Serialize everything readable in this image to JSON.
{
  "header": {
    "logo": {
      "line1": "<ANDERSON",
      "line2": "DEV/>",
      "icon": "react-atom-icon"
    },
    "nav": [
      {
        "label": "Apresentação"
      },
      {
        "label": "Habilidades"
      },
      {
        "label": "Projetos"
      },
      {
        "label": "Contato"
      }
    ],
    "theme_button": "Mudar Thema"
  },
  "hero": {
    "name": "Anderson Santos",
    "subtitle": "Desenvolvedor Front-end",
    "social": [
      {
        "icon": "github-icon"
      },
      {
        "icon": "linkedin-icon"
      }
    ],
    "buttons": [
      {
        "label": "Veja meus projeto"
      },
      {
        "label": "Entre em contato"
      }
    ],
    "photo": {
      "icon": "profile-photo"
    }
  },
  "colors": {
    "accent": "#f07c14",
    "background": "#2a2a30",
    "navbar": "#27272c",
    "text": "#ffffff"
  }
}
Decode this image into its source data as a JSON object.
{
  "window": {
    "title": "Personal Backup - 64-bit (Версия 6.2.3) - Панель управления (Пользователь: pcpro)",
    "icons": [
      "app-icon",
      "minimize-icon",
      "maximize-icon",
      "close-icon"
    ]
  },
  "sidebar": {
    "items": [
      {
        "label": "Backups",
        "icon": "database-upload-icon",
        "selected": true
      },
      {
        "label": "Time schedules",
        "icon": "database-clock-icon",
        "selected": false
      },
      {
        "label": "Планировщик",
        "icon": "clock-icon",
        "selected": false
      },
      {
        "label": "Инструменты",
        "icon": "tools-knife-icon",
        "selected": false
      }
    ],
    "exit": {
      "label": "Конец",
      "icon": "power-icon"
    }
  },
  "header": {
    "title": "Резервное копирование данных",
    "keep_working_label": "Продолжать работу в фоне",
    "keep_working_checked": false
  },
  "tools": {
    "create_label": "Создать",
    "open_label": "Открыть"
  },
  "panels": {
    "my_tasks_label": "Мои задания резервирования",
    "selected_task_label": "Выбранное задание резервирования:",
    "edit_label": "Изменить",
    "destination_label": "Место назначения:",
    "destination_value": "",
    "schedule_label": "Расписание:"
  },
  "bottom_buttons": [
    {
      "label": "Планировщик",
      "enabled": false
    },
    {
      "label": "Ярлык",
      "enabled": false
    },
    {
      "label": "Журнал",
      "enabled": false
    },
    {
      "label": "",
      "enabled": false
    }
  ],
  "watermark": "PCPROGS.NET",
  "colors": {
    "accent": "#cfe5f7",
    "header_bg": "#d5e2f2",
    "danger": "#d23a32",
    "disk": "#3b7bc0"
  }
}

* * *

__GOAL__
Reproduce every line from the entries that holds the word "this".

__THE SOLUTION__
Serialize everything readable in this image to JSON.
Decode this image into its source data as a JSON object.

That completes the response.